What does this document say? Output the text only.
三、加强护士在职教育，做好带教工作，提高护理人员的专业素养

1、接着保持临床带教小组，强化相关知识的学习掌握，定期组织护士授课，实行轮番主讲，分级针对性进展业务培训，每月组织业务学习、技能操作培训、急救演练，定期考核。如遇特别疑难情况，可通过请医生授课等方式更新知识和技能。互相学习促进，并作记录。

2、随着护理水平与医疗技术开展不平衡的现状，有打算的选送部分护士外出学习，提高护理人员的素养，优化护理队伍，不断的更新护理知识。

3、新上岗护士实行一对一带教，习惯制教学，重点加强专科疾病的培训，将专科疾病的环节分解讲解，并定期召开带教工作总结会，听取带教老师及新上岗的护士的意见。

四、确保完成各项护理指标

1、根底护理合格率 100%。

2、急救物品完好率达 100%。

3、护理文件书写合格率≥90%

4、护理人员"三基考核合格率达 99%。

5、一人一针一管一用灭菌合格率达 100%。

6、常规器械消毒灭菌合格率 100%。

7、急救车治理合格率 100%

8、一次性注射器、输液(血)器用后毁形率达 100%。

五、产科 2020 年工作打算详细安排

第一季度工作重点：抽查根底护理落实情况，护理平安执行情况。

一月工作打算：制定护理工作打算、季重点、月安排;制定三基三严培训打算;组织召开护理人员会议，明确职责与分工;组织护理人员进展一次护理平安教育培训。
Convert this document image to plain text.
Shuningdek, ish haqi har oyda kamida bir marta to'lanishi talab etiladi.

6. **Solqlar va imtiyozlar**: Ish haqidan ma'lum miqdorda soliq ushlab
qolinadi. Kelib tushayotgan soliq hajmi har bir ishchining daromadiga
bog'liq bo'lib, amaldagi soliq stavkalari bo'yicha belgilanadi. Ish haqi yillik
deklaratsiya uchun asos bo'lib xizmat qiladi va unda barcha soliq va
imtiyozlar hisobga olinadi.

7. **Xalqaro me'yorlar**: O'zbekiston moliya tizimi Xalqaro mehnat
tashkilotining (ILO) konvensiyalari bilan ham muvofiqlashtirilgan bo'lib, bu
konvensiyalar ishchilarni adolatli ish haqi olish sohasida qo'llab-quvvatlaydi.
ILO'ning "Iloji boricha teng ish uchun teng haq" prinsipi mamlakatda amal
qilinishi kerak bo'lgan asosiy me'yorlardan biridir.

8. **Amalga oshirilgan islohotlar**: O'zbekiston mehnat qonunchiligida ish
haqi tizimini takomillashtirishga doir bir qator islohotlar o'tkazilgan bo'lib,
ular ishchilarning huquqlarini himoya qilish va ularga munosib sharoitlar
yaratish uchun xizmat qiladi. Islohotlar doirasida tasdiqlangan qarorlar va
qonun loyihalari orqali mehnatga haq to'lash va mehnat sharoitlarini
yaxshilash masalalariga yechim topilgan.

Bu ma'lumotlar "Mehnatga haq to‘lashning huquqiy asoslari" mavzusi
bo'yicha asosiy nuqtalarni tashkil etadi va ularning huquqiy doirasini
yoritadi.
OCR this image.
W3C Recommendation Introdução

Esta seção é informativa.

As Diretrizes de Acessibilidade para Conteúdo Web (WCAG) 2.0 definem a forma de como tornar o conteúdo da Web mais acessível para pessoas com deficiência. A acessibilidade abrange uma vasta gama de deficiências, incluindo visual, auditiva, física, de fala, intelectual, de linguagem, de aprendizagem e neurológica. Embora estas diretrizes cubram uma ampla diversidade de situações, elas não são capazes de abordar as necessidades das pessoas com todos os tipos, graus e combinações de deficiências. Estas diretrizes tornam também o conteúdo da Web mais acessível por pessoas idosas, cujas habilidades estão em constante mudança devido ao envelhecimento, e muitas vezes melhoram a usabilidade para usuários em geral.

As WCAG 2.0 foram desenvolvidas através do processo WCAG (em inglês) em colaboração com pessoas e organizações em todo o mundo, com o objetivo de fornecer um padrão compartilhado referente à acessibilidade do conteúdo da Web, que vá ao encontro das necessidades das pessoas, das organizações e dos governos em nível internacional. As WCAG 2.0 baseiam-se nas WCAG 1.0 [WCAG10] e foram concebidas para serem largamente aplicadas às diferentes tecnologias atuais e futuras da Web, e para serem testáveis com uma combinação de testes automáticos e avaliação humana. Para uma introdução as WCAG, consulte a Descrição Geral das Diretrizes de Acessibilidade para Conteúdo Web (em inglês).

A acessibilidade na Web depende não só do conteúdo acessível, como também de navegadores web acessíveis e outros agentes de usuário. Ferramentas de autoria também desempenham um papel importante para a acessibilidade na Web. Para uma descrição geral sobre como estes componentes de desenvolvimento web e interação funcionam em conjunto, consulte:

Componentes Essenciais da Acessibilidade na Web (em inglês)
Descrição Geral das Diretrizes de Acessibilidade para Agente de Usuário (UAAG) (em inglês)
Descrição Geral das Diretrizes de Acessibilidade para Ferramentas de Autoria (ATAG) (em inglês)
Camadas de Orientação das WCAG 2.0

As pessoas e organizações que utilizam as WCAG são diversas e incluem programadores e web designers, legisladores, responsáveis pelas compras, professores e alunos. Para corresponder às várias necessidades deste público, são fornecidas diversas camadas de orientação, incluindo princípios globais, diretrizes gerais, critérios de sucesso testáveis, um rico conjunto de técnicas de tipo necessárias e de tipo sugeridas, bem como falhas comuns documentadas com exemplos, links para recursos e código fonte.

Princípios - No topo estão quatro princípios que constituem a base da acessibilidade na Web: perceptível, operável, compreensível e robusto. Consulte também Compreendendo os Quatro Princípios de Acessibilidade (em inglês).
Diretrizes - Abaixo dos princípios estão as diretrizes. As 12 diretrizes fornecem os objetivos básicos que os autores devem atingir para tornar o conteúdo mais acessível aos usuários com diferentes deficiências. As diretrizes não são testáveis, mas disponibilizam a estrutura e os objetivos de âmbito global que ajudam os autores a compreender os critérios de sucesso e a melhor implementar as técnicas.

◆ ◆ ◆

What is asked —
The records above are to be repeated exactly, in their entirety.

Task output —
What does this document say? Output the text only.
三、加强护士在职教育，做好带教工作，提高护理人员的专业素养

1、接着保持临床带教小组，强化相关知识的学习掌握，定期组织护士授课，实行轮番主讲，分级针对性进展业务培训，每月组织业务学习、技能操作培训、急救演练，定期考核。如遇特别疑难情况，可通过请医生授课等方式更新知识和技能。互相学习促进，并作记录。

2、随着护理水平与医疗技术开展不平衡的现状，有打算的选送部分护士外出学习，提高护理人员的素养，优化护理队伍，不断的更新护理知识。

3、新上岗护士实行一对一带教，习惯制教学，重点加强专科疾病的培训，将专科疾病的环节分解讲解，并定期召开带教工作总结会，听取带教老师及新上岗的护士的意见。

四、确保完成各项护理指标

1、根底护理合格率 100%。

2、急救物品完好率达 100%。

3、护理文件书写合格率≥90%

4、护理人员"三基考核合格率达 99%。

5、一人一针一管一用灭菌合格率达 100%。

6、常规器械消毒灭菌合格率 100%。

7、急救车治理合格率 100%

8、一次性注射器、输液(血)器用后毁形率达 100%。

五、产科 2020 年工作打算详细安排

第一季度工作重点：抽查根底护理落实情况，护理平安执行情况。

一月工作打算：制定护理工作打算、季重点、月安排;制定三基三严培训打算;组织召开护理人员会议，明确职责与分工;组织护理人员进展一次护理平安教育培训。
Convert this document image to plain text.
Shuningdek, ish haqi har oyda kamida bir marta to'lanishi talab etiladi.

6. **Solqlar va imtiyozlar**: Ish haqidan ma'lum miqdorda soliq ushlab
qolinadi. Kelib tushayotgan soliq hajmi har bir ishchining daromadiga
bog'liq bo'lib, amaldagi soliq stavkalari bo'yicha belgilanadi. Ish haqi yillik
deklaratsiya uchun asos bo'lib xizmat qiladi va unda barcha soliq va
imtiyozlar hisobga olinadi.

7. **Xalqaro me'yorlar**: O'zbekiston moliya tizimi Xalqaro mehnat
tashkilotining (ILO) konvensiyalari bilan ham muvofiqlashtirilgan bo'lib, bu
konvensiyalar ishchilarni adolatli ish haqi olish sohasida qo'llab-quvvatlaydi.
ILO'ning "Iloji boricha teng ish uchun teng haq" prinsipi mamlakatda amal
qilinishi kerak bo'lgan asosiy me'yorlardan biridir.

8. **Amalga oshirilgan islohotlar**: O'zbekiston mehnat qonunchiligida ish
haqi tizimini takomillashtirishga doir bir qator islohotlar o'tkazilgan bo'lib,
ular ishchilarning huquqlarini himoya qilish va ularga munosib sharoitlar
yaratish uchun xizmat qiladi. Islohotlar doirasida tasdiqlangan qarorlar va
qonun loyihalari orqali mehnatga haq to'lash va mehnat sharoitlarini
yaxshilash masalalariga yechim topilgan.

Bu ma'lumotlar "Mehnatga haq to‘lashning huquqiy asoslari" mavzusi
bo'yicha asosiy nuqtalarni tashkil etadi va ularning huquqiy doirasini
yoritadi.
OCR this image.
W3C Recommendation Introdução

Esta seção é informativa.

As Diretrizes de Acessibilidade para Conteúdo Web (WCAG) 2.0 definem a forma de como tornar o conteúdo da Web mais acessível para pessoas com deficiência. A acessibilidade abrange uma vasta gama de deficiências, incluindo visual, auditiva, física, de fala, intelectual, de linguagem, de aprendizagem e neurológica. Embora estas diretrizes cubram uma ampla diversidade de situações, elas não são capazes de abordar as necessidades das pessoas com todos os tipos, graus e combinações de deficiências. Estas diretrizes tornam também o conteúdo da Web mais acessível por pessoas idosas, cujas habilidades estão em constante mudança devido ao envelhecimento, e muitas vezes melhoram a usabilidade para usuários em geral.

As WCAG 2.0 foram desenvolvidas através do processo WCAG (em inglês) em colaboração com pessoas e organizações em todo o mundo, com o objetivo de fornecer um padrão compartilhado referente à acessibilidade do conteúdo da Web, que vá ao encontro das necessidades das pessoas, das organizações e dos governos em nível internacional. As WCAG 2.0 baseiam-se nas WCAG 1.0 [WCAG10] e foram concebidas para serem largamente aplicadas às diferentes tecnologias atuais e futuras da Web, e para serem testáveis com uma combinação de testes automáticos e avaliação humana. Para uma introdução as WCAG, consulte a Descrição Geral das Diretrizes de Acessibilidade para Conteúdo Web (em inglês).

A acessibilidade na Web depende não só do conteúdo acessível, como também de navegadores web acessíveis e outros agentes de usuário. Ferramentas de autoria também desempenham um papel importante para a acessibilidade na Web. Para uma descrição geral sobre como estes componentes de desenvolvimento web e interação funcionam em conjunto, consulte:

Componentes Essenciais da Acessibilidade na Web (em inglês)
Descrição Geral das Diretrizes de Acessibilidade para Agente de Usuário (UAAG) (em inglês)
Descrição Geral das Diretrizes de Acessibilidade para Ferramentas de Autoria (ATAG) (em inglês)
Camadas de Orientação das WCAG 2.0

As pessoas e organizações que utilizam as WCAG são diversas e incluem programadores e web designers, legisladores, responsáveis pelas compras, professores e alunos. Para corresponder às várias necessidades deste público, são fornecidas diversas camadas de orientação, incluindo princípios globais, diretrizes gerais, critérios de sucesso testáveis, um rico conjunto de técnicas de tipo necessárias e de tipo sugeridas, bem como falhas comuns documentadas com exemplos, links para recursos e código fonte.

Princípios - No topo estão quatro princípios que constituem a base da acessibilidade na Web: perceptível, operável, compreensível e robusto. Consulte também Compreendendo os Quatro Princípios de Acessibilidade (em inglês).
Diretrizes - Abaixo dos princípios estão as diretrizes. As 12 diretrizes fornecem os objetivos básicos que os autores devem atingir para tornar o conteúdo mais acessível aos usuários com diferentes deficiências. As diretrizes não são testáveis, mas disponibilizam a estrutura e os objetivos de âmbito global que ajudam os autores a compreender os critérios de sucesso e a melhor implementar as técnicas.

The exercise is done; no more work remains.